# Page element annotations

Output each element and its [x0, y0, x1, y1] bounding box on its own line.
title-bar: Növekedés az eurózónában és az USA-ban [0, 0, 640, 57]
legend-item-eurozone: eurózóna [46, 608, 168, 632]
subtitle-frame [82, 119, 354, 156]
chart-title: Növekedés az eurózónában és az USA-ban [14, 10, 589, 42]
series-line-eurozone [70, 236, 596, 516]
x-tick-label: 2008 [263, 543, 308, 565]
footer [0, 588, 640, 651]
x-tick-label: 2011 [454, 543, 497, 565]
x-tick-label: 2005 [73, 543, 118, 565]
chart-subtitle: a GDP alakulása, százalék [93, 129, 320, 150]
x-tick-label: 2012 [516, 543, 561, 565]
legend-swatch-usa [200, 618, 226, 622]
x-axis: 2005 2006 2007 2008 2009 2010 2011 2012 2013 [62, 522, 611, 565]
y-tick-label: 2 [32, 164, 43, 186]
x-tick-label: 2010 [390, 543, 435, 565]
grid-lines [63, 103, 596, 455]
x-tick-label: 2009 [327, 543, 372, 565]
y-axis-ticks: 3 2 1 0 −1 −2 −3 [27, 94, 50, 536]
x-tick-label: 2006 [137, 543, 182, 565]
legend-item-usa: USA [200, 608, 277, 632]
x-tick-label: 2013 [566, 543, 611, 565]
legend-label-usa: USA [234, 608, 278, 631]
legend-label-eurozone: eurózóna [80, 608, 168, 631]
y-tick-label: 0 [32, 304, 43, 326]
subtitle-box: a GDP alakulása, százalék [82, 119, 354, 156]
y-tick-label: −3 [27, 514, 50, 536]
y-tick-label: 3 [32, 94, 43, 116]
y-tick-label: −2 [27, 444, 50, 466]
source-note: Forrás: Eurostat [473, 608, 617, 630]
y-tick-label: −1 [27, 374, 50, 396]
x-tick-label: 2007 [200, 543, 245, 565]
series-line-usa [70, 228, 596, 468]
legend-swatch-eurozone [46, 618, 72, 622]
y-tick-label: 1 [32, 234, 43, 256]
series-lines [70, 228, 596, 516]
...
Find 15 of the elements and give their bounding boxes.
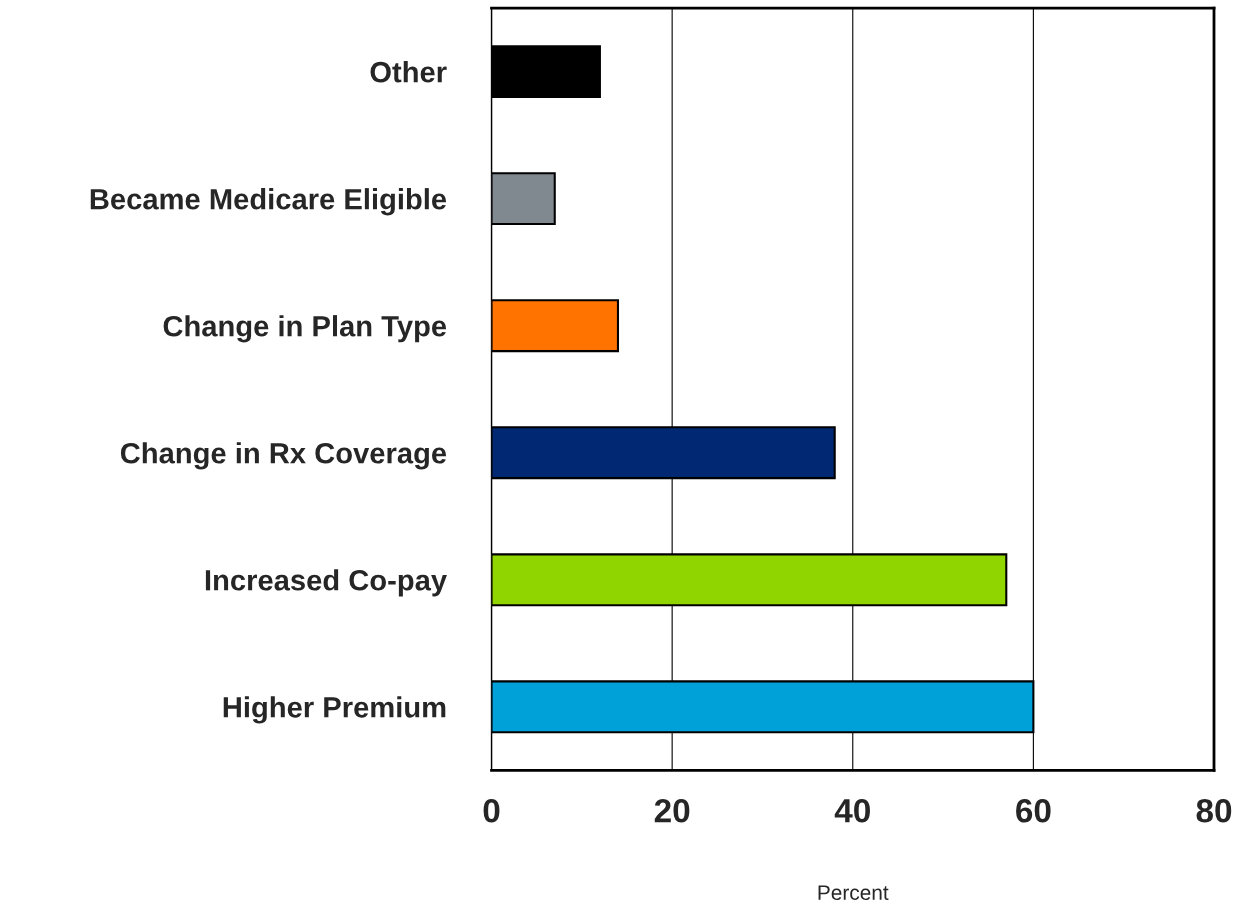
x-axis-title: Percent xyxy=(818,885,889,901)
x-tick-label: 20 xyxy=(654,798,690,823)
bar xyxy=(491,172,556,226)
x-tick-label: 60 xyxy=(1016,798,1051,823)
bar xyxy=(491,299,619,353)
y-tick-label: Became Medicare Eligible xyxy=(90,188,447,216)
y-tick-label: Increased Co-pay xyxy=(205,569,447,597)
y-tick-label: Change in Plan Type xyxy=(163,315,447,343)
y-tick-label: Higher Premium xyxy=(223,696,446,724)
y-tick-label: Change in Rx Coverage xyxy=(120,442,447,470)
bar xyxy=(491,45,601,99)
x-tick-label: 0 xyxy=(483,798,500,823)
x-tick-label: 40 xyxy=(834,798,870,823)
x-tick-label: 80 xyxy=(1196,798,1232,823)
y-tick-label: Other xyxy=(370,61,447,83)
* * *
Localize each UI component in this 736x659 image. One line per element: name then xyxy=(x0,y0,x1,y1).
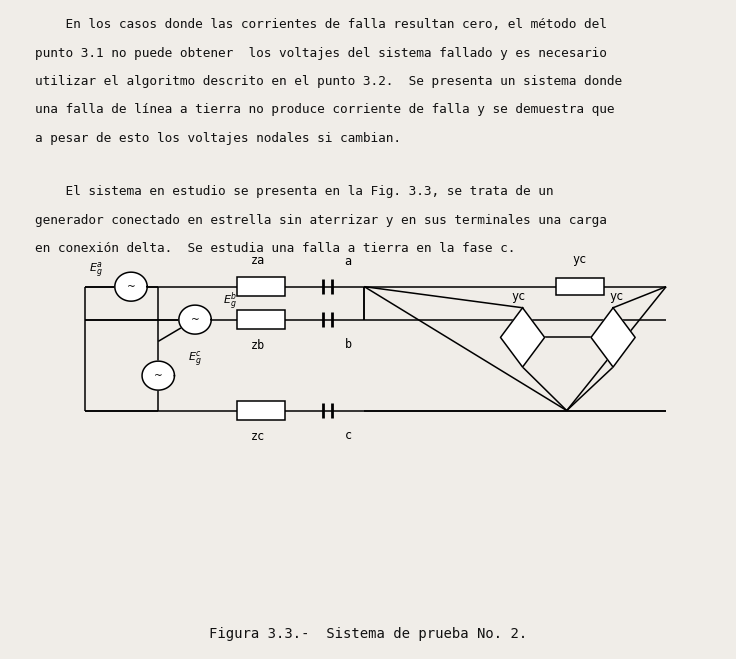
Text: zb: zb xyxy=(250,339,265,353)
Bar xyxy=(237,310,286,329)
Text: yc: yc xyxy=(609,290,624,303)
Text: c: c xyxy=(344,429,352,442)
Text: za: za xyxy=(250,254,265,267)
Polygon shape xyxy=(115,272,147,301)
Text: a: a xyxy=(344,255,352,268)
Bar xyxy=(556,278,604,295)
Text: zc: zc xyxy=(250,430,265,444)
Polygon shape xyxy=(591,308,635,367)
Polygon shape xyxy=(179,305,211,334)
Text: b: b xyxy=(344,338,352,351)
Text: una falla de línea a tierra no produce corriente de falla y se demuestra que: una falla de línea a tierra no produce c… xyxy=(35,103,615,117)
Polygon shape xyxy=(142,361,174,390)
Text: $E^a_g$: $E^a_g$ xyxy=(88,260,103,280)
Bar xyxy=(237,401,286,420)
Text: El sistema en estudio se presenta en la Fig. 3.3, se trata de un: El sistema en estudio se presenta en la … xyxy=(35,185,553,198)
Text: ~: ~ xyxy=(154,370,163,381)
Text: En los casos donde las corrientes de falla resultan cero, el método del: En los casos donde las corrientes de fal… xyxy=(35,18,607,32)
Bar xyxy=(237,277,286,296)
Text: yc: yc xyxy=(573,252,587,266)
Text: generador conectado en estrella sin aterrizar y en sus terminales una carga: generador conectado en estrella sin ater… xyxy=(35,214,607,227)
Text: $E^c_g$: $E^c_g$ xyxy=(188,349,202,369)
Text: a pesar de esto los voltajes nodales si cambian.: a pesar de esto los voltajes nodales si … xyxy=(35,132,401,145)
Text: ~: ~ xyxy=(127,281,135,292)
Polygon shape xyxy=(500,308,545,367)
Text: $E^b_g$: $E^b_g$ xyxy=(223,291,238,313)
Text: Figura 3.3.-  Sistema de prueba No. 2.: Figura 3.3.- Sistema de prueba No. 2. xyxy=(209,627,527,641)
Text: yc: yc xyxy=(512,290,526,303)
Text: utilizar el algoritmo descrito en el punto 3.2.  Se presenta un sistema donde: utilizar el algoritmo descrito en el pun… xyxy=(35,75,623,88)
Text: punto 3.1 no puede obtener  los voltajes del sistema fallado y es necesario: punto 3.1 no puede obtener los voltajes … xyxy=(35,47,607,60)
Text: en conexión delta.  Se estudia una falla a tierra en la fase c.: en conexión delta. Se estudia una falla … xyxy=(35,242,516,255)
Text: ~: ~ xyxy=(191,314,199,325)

# What to do
Repeat the rows from the line that contains "Output each element" up to and including the line that contains "subtitle-box: a GDP", keeping every line unchanged.

# Task answer
Output each element and its [x0, y0, x1, y1] bounding box on its own line.
title-bar: Növekedés az eurózónában és az USA-ban [0, 0, 640, 57]
legend-item-eurozone: eurózóna [46, 608, 168, 632]
subtitle-frame [82, 119, 354, 156]
chart-title: Növekedés az eurózónában és az USA-ban [14, 10, 589, 42]
series-line-eurozone [70, 236, 596, 516]
x-tick-label: 2008 [263, 543, 308, 565]
footer [0, 588, 640, 651]
x-tick-label: 2011 [454, 543, 497, 565]
x-tick-label: 2005 [73, 543, 118, 565]
chart-subtitle: a GDP alakulása, százalék [93, 129, 320, 150]
x-tick-label: 2012 [516, 543, 561, 565]
legend-swatch-usa [200, 618, 226, 622]
x-axis: 2005 2006 2007 2008 2009 2010 2011 2012 2013 [62, 522, 611, 565]
y-tick-label: 2 [32, 164, 43, 186]
x-tick-label: 2010 [390, 543, 435, 565]
grid-lines [63, 103, 596, 455]
x-tick-label: 2009 [327, 543, 372, 565]
y-axis-ticks: 3 2 1 0 −1 −2 −3 [27, 94, 50, 536]
x-tick-label: 2006 [137, 543, 182, 565]
legend-item-usa: USA [200, 608, 277, 632]
x-tick-label: 2013 [566, 543, 611, 565]
legend-label-usa: USA [234, 608, 278, 631]
legend-label-eurozone: eurózóna [80, 608, 168, 631]
y-tick-label: 0 [32, 304, 43, 326]
subtitle-box: a GDP alakulása, százalék [82, 119, 354, 156]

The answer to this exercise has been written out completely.